SET EXERCISE:
Reproduce the listing word for word, leaving every picture behind.

--- Start RECORD EXTRACTS ---

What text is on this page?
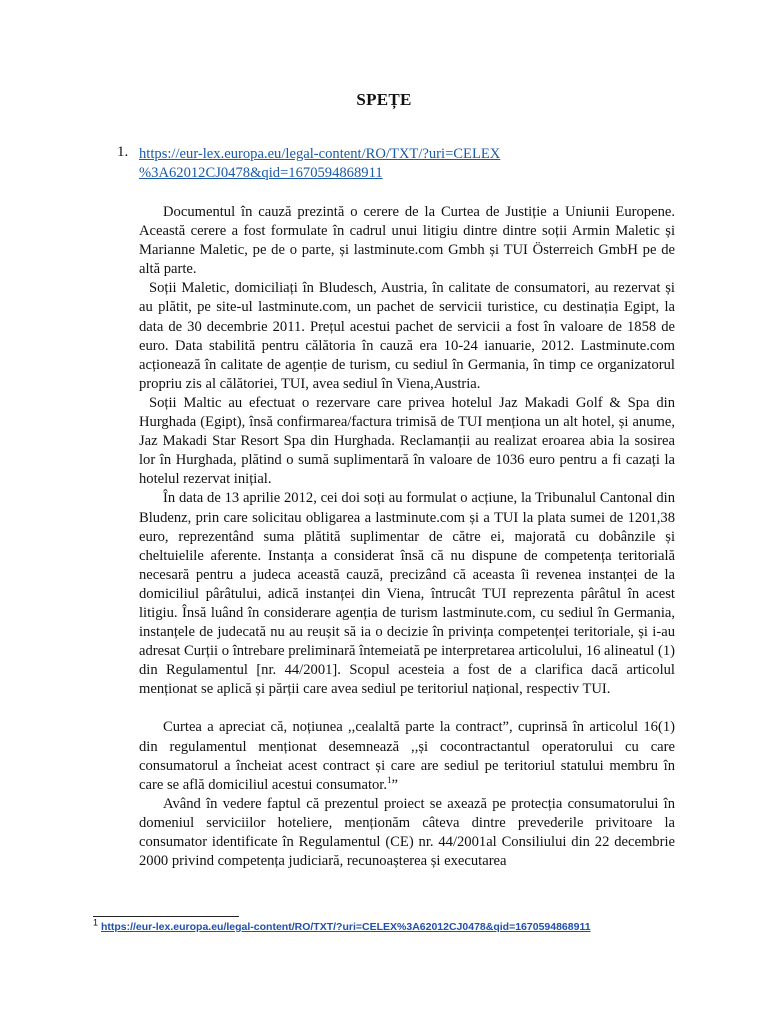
SPEȚE
1. https://eur-lex.europa.eu/legal-content/RO/TXT/?uri=CELEX
%3A62012CJ0478&qid=1670594868911

Documentul în cauză prezintă o cerere de la Curtea de Justiție a Uniunii Europene. Această cerere a fost formulate în cadrul unui litigiu dintre dintre soții Armin Maletic și Marianne Maletic, pe de o parte, și lastminute.com Gmbh și TUI Österreich GmbH pe de altă parte.

Soții Maletic, domiciliați în Bludesch, Austria, în calitate de consumatori, au rezervat și au plătit, pe site-ul lastminute.com, un pachet de servicii turistice, cu destinația Egipt, la data de 30 decembrie 2011. Prețul acestui pachet de servicii a fost în valoare de 1858 de euro. Data stabilită pentru călătoria în cauză era 10-24 ianuarie, 2012. Lastminute.com acționează în calitate de agenție de turism, cu sediul în Germania, în timp ce organizatorul propriu zis al călătoriei, TUI, avea sediul în Viena,Austria.

Soții Maltic au efectuat o rezervare care privea hotelul Jaz Makadi Golf & Spa din Hurghada (Egipt), însă confirmarea/factura trimisă de TUI menționa un alt hotel, și anume, Jaz Makadi Star Resort Spa din Hurghada. Reclamanții au realizat eroarea abia la sosirea lor în Hurghada, plătind o sumă suplimentară în valoare de 1036 euro pentru a fi cazați la hotelul rezervat inițial.

În data de 13 aprilie 2012, cei doi soți au formulat o acțiune, la Tribunalul Cantonal din Bludenz, prin care solicitau obligarea a lastminute.com și a TUI la plata sumei de 1201,38 euro, reprezentând suma plătită suplimentar de către ei, majorată cu dobânzile și cheltuielile aferente. Instanța a considerat însă că nu dispune de competența teritorială necesară pentru a judeca această cauză, precizând că aceasta îi revenea instanței de la domiciliul pârâtului, adică instanței din Viena, întrucât TUI reprezenta pârâtul în acest litigiu. Însă luând în considerare agenția de turism lastminute.com, cu sediul în Germania, instanțele de judecată nu au reușit să ia o decizie în privința competenței teritoriale, și i-au adresat Curții o întrebare preliminară întemeiată pe interpretarea articolului, 16 alineatul (1) din Regulamentul [nr. 44/2001]. Scopul acesteia a fost de a clarifica dacă articolul menționat se aplică și părții care avea sediul pe teritoriul național, respectiv TUI.

Curtea a apreciat că, noțiunea ,,cealaltă parte la contract”, cuprinsă în articolul 16(1) din regulamentul menționat desemnează ,,și cocontractantul operatorului cu care consumatorul a încheiat acest contract și care are sediul pe teritoriul statului membru în care se află domiciliul acestui consumator.$^1$”

Având în vedere faptul că prezentul proiect se axează pe protecția consumatorului în domeniul serviciilor hoteliere, menționăm câteva dintre prevederile privitoare la consumator identificate în Regulamentul (CE) nr. 44/2001al Consiliului din 22 decembrie 2000 privind competența judiciară, recunoașterea și executarea

$^1$ https://eur-lex.europa.eu/legal-content/RO/TXT/?uri=CELEX%3A62012CJ0478&qid=1670594868911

--- End RECORD EXTRACTS ---

SOLUTION TO THE PROBLEM:
What text is on this page?
SPEȚE
1. https://eur-lex.europa.eu/legal-content/RO/TXT/?uri=CELEX
%3A62012CJ0478&qid=1670594868911

Documentul în cauză prezintă o cerere de la Curtea de Justiție a Uniunii Europene. Această cerere a fost formulate în cadrul unui litigiu dintre dintre soții Armin Maletic și Marianne Maletic, pe de o parte, și lastminute.com Gmbh și TUI Österreich GmbH pe de altă parte.

Soții Maletic, domiciliați în Bludesch, Austria, în calitate de consumatori, au rezervat și au plătit, pe site-ul lastminute.com, un pachet de servicii turistice, cu destinația Egipt, la data de 30 decembrie 2011. Prețul acestui pachet de servicii a fost în valoare de 1858 de euro. Data stabilită pentru călătoria în cauză era 10-24 ianuarie, 2012. Lastminute.com acționează în calitate de agenție de turism, cu sediul în Germania, în timp ce organizatorul propriu zis al călătoriei, TUI, avea sediul în Viena,Austria.

Soții Maltic au efectuat o rezervare care privea hotelul Jaz Makadi Golf & Spa din Hurghada (Egipt), însă confirmarea/factura trimisă de TUI menționa un alt hotel, și anume, Jaz Makadi Star Resort Spa din Hurghada. Reclamanții au realizat eroarea abia la sosirea lor în Hurghada, plătind o sumă suplimentară în valoare de 1036 euro pentru a fi cazați la hotelul rezervat inițial.

În data de 13 aprilie 2012, cei doi soți au formulat o acțiune, la Tribunalul Cantonal din Bludenz, prin care solicitau obligarea a lastminute.com și a TUI la plata sumei de 1201,38 euro, reprezentând suma plătită suplimentar de către ei, majorată cu dobânzile și cheltuielile aferente. Instanța a considerat însă că nu dispune de competența teritorială necesară pentru a judeca această cauză, precizând că aceasta îi revenea instanței de la domiciliul pârâtului, adică instanței din Viena, întrucât TUI reprezenta pârâtul în acest litigiu. Însă luând în considerare agenția de turism lastminute.com, cu sediul în Germania, instanțele de judecată nu au reușit să ia o decizie în privința competenței teritoriale, și i-au adresat Curții o întrebare preliminară întemeiată pe interpretarea articolului, 16 alineatul (1) din Regulamentul [nr. 44/2001]. Scopul acesteia a fost de a clarifica dacă articolul menționat se aplică și părții care avea sediul pe teritoriul național, respectiv TUI.

Curtea a apreciat că, noțiunea ,,cealaltă parte la contract”, cuprinsă în articolul 16(1) din regulamentul menționat desemnează ,,și cocontractantul operatorului cu care consumatorul a încheiat acest contract și care are sediul pe teritoriul statului membru în care se află domiciliul acestui consumator.$^1$”

Având în vedere faptul că prezentul proiect se axează pe protecția consumatorului în domeniul serviciilor hoteliere, menționăm câteva dintre prevederile privitoare la consumator identificate în Regulamentul (CE) nr. 44/2001al Consiliului din 22 decembrie 2000 privind competența judiciară, recunoașterea și executarea

$^1$ https://eur-lex.europa.eu/legal-content/RO/TXT/?uri=CELEX%3A62012CJ0478&qid=1670594868911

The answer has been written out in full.